## Begin
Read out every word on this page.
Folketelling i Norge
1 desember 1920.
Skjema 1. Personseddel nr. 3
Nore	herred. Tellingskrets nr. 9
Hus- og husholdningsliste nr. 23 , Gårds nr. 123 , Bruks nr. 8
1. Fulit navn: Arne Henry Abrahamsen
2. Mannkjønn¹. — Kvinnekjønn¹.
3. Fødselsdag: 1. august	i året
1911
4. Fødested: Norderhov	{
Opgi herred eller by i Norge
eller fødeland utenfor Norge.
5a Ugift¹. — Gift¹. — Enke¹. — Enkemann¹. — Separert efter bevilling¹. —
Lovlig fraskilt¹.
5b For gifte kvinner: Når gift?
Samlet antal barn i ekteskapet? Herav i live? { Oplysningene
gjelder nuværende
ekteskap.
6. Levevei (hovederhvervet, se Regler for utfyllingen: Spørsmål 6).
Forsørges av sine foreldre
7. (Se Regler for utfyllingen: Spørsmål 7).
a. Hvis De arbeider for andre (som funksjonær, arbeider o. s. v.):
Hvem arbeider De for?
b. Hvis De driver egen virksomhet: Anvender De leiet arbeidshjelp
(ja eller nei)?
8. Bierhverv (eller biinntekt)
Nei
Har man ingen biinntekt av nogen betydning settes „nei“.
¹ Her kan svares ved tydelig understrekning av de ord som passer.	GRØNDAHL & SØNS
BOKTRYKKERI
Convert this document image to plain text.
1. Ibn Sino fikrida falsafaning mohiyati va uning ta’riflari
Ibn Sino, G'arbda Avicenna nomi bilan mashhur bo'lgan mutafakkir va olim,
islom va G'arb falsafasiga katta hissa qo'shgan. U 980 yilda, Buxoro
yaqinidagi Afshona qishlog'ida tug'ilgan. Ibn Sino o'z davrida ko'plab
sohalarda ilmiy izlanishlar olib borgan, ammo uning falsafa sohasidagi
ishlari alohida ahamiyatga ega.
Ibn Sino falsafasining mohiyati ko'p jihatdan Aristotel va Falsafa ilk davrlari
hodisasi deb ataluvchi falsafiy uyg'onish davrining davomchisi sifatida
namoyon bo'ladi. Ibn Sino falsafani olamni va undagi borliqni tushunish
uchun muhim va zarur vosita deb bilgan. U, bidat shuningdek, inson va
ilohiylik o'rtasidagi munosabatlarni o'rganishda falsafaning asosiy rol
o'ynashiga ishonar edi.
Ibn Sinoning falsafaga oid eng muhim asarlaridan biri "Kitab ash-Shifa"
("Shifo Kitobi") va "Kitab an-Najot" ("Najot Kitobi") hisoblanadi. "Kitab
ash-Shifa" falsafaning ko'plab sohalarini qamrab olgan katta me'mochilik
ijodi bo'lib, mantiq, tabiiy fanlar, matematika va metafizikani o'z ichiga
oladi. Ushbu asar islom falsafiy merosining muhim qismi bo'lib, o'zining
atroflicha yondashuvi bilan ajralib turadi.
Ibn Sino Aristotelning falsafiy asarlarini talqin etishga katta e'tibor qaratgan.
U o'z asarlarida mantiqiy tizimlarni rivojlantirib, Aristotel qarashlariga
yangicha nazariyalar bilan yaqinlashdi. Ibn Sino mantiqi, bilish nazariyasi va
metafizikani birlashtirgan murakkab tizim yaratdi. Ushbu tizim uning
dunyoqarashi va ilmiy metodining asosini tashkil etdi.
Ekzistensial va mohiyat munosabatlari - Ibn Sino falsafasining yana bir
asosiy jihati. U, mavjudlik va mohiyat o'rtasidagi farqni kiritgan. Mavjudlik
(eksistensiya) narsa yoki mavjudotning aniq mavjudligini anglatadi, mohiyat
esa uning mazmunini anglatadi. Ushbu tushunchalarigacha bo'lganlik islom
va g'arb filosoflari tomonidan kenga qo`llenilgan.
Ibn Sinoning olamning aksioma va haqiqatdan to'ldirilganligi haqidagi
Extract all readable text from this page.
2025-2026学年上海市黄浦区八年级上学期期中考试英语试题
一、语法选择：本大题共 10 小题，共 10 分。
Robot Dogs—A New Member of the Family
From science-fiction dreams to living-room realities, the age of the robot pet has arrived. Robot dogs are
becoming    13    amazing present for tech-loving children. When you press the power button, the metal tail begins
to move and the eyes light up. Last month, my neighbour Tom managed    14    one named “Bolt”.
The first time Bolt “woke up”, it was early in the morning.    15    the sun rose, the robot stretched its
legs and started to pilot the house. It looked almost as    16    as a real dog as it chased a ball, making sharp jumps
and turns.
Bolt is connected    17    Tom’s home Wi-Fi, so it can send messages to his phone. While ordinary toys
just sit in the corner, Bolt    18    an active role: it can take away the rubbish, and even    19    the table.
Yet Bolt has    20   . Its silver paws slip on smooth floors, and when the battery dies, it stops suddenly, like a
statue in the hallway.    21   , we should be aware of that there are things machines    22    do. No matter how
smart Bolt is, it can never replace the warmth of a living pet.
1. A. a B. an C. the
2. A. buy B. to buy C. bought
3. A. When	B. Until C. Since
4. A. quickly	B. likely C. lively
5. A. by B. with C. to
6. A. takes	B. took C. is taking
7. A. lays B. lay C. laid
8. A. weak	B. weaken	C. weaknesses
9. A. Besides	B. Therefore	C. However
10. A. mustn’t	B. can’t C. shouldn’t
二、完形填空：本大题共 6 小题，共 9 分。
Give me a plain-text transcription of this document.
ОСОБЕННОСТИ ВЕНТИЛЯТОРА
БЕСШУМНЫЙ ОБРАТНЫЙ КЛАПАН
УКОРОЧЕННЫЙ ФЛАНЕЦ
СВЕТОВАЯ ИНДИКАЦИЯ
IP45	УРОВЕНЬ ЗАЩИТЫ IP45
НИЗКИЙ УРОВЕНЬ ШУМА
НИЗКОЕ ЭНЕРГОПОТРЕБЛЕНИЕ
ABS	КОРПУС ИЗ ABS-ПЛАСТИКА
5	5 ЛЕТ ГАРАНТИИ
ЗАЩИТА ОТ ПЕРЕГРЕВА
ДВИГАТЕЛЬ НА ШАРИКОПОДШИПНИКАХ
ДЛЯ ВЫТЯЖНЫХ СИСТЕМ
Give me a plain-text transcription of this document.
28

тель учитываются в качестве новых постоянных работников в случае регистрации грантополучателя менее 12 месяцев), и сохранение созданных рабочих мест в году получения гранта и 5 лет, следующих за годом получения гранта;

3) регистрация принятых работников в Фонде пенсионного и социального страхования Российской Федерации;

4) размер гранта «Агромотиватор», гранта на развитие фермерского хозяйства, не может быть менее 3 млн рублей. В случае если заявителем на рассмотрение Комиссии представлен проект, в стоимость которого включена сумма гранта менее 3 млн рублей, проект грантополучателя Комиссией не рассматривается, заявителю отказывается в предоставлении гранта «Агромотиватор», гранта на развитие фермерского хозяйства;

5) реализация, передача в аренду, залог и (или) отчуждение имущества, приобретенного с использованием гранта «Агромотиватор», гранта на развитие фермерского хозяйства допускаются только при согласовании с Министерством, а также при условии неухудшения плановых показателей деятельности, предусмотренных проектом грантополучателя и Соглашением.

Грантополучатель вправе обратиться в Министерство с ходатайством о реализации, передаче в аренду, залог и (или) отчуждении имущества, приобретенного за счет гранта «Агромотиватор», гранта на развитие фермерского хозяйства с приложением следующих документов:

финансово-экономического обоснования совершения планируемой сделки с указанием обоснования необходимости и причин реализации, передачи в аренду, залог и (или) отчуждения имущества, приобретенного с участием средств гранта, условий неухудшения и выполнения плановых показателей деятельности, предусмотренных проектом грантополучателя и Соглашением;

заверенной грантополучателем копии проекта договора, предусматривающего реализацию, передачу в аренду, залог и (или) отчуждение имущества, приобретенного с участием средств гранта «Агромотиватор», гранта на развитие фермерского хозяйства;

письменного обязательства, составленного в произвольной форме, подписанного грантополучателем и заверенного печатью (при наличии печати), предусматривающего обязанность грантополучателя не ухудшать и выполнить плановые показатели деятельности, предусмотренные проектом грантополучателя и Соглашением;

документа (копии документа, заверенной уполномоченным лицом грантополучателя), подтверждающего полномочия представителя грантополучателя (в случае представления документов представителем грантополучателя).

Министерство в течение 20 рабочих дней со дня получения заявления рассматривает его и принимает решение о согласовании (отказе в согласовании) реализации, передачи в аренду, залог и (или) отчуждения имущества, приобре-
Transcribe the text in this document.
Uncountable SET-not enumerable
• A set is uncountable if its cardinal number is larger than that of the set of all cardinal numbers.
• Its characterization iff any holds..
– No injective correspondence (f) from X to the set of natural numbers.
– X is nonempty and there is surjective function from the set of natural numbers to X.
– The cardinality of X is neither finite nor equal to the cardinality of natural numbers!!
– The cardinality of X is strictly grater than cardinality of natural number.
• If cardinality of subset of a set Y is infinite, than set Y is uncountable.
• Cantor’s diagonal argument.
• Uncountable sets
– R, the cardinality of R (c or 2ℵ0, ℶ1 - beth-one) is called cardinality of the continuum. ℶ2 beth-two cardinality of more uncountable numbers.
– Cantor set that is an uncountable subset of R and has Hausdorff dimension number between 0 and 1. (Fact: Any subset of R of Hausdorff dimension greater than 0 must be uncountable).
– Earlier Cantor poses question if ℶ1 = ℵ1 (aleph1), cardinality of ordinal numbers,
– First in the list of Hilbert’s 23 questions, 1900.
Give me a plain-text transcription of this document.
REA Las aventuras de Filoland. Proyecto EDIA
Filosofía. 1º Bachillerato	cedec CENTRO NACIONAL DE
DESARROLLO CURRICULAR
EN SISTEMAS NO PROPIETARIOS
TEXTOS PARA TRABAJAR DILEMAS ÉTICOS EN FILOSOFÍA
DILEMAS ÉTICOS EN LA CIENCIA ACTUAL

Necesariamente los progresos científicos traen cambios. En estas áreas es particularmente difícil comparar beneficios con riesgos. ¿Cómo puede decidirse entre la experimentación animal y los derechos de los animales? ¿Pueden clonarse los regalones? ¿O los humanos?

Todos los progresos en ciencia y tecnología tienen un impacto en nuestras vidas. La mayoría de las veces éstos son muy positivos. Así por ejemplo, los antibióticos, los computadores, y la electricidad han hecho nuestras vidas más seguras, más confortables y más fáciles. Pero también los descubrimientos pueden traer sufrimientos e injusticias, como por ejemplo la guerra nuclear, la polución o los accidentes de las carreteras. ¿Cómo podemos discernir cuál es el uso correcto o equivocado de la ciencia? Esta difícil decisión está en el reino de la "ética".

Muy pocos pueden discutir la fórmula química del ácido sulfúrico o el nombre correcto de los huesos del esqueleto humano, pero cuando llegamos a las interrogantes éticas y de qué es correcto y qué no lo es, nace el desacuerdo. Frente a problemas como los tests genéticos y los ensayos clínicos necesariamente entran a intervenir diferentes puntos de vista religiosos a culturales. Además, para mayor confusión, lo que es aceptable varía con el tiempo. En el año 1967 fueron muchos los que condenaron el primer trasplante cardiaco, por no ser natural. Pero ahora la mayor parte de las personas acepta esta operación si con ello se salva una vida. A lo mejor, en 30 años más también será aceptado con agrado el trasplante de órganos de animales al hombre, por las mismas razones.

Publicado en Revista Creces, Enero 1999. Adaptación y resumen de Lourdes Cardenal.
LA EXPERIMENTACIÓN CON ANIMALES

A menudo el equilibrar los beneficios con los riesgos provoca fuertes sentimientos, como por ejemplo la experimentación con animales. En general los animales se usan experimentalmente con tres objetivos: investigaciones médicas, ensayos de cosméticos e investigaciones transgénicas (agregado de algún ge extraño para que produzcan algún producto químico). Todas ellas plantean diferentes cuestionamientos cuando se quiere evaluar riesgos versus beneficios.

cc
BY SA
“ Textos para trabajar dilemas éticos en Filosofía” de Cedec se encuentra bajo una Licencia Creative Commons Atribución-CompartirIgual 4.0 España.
## End
● Your task
Search the lines above for the string "bilan", then show every one that has it.

● Answer to the problem
Ibn Sino, G'arbda Avicenna nomi bilan mashhur bo'lgan mutafakkir va olim,
atroflicha yondashuvi bilan ajralib turadi.
yangicha nazariyalar bilan yaqinlashdi. Ibn Sino mantiqi, bilish nazariyasi va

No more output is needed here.